Dataset listings of figures =
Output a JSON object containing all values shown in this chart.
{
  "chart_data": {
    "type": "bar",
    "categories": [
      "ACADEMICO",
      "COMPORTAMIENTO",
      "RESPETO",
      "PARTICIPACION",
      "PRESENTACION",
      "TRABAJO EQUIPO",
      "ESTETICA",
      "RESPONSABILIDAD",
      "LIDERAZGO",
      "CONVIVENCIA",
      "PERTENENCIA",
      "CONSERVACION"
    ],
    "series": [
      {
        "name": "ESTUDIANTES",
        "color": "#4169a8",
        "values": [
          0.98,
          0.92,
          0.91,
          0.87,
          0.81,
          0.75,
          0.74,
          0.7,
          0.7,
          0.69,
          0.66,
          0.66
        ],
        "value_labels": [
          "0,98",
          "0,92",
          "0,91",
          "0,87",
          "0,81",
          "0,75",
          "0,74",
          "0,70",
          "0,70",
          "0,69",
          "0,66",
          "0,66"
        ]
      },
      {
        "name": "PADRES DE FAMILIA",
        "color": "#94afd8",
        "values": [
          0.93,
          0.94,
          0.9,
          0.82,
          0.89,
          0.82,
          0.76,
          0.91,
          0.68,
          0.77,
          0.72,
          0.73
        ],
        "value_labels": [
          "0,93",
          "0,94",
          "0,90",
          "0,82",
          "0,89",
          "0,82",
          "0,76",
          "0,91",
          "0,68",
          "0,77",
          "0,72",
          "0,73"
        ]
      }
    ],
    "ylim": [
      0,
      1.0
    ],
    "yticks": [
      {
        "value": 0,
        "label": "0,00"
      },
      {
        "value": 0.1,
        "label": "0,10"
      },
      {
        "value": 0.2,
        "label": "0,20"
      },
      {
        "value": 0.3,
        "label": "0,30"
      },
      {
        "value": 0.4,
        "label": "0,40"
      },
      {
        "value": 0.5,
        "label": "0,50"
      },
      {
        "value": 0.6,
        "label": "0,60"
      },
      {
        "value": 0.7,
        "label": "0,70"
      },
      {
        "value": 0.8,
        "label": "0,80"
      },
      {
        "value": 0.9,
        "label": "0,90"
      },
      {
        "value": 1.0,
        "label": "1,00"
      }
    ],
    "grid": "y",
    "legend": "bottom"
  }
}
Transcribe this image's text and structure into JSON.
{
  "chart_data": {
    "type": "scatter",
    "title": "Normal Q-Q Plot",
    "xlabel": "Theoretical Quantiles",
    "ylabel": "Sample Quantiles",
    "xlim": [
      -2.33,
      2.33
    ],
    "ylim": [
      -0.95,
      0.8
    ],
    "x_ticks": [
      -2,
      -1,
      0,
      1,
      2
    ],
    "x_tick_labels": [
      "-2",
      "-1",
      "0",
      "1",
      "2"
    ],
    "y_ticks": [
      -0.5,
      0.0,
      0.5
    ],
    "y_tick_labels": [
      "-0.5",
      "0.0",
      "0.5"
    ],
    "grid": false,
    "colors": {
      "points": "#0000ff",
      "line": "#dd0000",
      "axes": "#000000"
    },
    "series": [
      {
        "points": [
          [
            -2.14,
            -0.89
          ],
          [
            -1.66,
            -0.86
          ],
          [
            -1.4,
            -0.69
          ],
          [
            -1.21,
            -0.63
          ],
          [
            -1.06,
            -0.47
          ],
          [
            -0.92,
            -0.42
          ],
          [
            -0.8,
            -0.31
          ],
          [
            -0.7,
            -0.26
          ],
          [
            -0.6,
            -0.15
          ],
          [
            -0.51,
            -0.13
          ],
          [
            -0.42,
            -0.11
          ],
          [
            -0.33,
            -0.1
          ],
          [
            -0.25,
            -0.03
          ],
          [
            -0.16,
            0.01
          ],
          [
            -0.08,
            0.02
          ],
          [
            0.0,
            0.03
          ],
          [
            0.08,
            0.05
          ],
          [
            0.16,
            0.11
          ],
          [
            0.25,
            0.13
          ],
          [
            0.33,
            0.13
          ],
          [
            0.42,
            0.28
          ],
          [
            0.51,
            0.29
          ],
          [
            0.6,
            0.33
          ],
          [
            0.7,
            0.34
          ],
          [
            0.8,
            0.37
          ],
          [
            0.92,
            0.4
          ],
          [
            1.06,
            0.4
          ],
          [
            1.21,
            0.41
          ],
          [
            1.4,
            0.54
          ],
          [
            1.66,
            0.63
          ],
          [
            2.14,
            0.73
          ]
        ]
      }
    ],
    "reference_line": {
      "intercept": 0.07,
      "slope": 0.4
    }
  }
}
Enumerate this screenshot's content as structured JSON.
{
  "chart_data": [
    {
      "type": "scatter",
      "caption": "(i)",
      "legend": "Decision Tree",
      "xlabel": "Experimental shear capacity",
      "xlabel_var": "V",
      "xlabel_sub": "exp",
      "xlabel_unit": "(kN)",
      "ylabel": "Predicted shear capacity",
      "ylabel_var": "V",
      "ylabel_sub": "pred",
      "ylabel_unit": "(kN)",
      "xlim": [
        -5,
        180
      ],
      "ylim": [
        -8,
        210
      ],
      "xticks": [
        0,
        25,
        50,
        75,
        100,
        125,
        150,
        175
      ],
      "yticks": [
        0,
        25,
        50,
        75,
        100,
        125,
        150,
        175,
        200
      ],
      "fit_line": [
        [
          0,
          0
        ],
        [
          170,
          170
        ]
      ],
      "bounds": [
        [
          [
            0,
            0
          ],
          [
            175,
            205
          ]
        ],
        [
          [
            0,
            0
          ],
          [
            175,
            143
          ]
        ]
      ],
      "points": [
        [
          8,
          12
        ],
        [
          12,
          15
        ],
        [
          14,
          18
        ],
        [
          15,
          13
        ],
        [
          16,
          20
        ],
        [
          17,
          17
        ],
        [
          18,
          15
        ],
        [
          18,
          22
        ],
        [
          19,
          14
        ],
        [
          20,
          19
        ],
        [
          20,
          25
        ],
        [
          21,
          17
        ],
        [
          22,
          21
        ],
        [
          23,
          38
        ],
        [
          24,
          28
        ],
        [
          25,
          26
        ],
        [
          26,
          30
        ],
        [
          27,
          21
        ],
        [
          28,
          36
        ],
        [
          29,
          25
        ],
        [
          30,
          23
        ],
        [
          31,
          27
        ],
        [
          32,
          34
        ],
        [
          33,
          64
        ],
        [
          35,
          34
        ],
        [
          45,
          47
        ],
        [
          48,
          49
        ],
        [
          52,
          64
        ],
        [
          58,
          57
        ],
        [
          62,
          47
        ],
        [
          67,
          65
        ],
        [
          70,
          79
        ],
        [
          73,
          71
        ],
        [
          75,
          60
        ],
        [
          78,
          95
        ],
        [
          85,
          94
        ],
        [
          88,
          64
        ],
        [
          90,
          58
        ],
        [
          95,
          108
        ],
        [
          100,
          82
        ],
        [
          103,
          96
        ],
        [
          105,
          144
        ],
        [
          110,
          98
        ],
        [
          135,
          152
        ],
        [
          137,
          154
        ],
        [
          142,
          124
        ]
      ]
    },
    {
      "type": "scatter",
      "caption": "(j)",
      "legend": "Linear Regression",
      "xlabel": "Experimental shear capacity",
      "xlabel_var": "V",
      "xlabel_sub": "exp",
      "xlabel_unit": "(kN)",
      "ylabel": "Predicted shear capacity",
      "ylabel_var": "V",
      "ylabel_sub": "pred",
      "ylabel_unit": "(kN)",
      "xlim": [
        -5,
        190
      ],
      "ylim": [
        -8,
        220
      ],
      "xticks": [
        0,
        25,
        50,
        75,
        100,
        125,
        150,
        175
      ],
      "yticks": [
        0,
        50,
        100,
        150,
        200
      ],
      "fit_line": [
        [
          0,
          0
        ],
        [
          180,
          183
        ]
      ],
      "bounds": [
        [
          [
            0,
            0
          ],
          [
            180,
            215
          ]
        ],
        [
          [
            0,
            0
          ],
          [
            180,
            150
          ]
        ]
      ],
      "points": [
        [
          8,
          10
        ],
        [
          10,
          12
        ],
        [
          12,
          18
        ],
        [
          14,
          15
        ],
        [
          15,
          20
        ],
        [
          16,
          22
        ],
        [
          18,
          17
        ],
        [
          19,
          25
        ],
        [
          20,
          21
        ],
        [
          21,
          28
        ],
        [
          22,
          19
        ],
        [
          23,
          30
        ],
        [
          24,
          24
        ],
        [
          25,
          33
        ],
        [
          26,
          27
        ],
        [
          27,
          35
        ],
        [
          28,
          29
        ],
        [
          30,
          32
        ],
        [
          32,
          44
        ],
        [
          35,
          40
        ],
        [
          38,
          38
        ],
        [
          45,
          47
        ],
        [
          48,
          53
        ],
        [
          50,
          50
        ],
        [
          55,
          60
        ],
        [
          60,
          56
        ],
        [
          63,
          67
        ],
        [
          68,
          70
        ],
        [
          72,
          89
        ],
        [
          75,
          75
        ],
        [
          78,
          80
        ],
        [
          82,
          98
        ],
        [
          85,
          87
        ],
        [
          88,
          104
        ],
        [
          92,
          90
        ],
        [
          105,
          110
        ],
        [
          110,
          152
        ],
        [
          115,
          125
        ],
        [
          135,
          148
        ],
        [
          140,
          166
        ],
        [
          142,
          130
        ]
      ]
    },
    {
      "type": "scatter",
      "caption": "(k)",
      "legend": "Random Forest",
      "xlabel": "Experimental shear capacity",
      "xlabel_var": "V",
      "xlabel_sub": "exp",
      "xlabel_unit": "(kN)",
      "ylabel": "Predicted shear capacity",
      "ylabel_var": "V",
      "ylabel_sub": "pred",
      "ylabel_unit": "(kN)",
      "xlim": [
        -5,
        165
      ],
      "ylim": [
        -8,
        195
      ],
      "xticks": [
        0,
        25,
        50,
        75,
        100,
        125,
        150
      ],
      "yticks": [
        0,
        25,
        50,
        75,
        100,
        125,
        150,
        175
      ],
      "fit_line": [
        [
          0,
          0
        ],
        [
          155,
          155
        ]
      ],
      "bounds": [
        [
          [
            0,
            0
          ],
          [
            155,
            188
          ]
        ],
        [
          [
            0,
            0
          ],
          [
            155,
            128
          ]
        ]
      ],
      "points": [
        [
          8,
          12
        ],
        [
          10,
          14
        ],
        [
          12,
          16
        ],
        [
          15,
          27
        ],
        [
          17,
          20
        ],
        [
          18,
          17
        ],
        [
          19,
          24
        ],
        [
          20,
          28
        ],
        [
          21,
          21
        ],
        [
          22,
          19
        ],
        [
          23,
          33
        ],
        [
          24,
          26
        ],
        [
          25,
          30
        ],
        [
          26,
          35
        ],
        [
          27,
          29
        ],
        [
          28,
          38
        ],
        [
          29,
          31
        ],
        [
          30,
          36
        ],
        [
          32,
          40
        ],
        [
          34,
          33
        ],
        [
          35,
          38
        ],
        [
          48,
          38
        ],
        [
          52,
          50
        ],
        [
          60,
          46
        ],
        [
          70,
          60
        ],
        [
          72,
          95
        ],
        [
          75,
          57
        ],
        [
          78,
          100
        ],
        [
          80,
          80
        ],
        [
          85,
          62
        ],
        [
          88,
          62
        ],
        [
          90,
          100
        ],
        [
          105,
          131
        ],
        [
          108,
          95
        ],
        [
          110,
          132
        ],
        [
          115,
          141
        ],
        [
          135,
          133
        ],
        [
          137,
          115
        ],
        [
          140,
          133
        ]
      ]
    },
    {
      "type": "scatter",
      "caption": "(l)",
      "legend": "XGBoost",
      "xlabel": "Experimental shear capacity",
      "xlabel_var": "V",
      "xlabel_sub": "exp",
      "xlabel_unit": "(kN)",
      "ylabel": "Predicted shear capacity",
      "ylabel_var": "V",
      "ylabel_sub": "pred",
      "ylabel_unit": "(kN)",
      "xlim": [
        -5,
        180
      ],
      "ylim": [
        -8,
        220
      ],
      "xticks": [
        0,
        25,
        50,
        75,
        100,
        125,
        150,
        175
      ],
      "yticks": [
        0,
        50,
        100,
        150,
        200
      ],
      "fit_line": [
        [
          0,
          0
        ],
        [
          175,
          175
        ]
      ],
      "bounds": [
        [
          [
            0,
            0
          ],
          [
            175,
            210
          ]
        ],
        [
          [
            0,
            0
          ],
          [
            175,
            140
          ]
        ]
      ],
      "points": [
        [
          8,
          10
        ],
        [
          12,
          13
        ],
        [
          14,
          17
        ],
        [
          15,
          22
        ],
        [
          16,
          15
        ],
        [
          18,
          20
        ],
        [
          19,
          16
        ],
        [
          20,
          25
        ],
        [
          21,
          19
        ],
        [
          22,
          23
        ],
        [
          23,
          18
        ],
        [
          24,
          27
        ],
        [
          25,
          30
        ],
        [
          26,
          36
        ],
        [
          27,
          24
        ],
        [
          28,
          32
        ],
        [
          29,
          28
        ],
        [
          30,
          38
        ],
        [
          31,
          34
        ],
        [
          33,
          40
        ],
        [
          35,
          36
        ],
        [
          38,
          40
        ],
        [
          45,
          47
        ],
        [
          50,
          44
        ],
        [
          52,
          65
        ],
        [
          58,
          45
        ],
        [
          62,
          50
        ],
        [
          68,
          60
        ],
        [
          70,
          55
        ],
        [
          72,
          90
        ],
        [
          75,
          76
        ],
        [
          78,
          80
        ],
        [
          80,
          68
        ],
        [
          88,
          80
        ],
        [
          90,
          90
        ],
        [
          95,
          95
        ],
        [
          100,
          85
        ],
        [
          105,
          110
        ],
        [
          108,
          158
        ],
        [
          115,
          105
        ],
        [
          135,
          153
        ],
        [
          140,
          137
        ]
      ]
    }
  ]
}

Stated goal =
Pick every line with "Quantiles" in it and copy it.

Complete output =
    "xlabel": "Theoretical Quantiles",
    "ylabel": "Sample Quantiles",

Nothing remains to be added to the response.